[START OF Data]
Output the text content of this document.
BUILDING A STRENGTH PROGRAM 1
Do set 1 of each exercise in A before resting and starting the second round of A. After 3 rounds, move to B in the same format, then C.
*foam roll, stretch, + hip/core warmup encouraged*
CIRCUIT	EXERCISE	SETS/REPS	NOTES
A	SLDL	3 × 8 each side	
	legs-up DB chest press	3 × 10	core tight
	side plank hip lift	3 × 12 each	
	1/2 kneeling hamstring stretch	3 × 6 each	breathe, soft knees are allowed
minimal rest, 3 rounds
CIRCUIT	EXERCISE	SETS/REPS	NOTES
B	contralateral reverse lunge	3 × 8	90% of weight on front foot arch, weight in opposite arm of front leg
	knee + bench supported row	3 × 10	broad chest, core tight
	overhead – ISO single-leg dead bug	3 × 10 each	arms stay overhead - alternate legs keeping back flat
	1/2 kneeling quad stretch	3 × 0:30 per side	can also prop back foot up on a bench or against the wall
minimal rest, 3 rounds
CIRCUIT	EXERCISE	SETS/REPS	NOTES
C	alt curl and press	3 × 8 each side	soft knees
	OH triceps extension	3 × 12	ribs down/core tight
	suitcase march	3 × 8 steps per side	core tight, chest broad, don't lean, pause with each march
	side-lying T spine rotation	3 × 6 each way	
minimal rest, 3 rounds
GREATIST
[END OF Data]
What you will do -> Identify the lines above with the word "core". Copy them.

The response ->
*foam roll, stretch, + hip/core warmup encouraged*
	legs-up DB chest press	3 × 10	core tight
	knee + bench supported row	3 × 10	broad chest, core tight
	OH triceps extension	3 × 12	ribs down/core tight
	suitcase march	3 × 8 steps per side	core tight, chest broad, don't lean, pause with each march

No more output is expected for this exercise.